— Start Records shown —

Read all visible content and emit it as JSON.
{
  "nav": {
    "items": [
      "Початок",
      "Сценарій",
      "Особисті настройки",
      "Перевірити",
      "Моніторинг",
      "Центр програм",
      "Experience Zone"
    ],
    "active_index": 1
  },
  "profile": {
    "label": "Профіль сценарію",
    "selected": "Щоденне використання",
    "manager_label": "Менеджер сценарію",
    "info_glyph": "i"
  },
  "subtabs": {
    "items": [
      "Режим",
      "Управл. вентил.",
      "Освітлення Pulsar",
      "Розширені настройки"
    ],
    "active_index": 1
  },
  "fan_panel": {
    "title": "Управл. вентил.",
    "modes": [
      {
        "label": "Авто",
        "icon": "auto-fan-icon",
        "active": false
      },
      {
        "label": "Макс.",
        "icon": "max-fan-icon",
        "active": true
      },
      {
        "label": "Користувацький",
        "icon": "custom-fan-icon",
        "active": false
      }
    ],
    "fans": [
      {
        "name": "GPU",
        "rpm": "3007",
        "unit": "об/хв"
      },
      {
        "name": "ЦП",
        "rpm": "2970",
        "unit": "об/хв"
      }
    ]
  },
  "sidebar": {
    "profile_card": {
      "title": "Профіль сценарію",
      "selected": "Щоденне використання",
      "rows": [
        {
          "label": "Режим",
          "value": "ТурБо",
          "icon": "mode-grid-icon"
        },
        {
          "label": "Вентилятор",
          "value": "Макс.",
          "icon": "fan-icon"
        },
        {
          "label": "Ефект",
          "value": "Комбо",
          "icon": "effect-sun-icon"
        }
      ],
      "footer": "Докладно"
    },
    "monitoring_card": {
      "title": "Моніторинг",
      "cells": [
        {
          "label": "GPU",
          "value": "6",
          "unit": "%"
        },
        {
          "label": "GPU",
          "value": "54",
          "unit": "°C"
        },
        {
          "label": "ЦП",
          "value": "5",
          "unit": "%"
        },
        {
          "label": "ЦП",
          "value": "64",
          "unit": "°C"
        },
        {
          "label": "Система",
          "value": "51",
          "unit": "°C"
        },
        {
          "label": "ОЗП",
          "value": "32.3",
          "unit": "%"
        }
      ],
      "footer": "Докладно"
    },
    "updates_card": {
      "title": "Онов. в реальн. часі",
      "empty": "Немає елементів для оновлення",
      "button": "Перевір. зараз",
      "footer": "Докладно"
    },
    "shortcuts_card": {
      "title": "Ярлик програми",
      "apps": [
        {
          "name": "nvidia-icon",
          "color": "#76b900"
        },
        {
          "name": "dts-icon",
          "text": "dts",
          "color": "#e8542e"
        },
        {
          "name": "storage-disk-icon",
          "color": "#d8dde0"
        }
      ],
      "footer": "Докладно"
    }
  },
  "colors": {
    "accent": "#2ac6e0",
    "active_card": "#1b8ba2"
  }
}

— End Records shown —

Requirement —
Using the records above, find and show each line with the string "selected".

Response —
    "selected": "Щоденне використання",
      "selected": "Щоденне використання",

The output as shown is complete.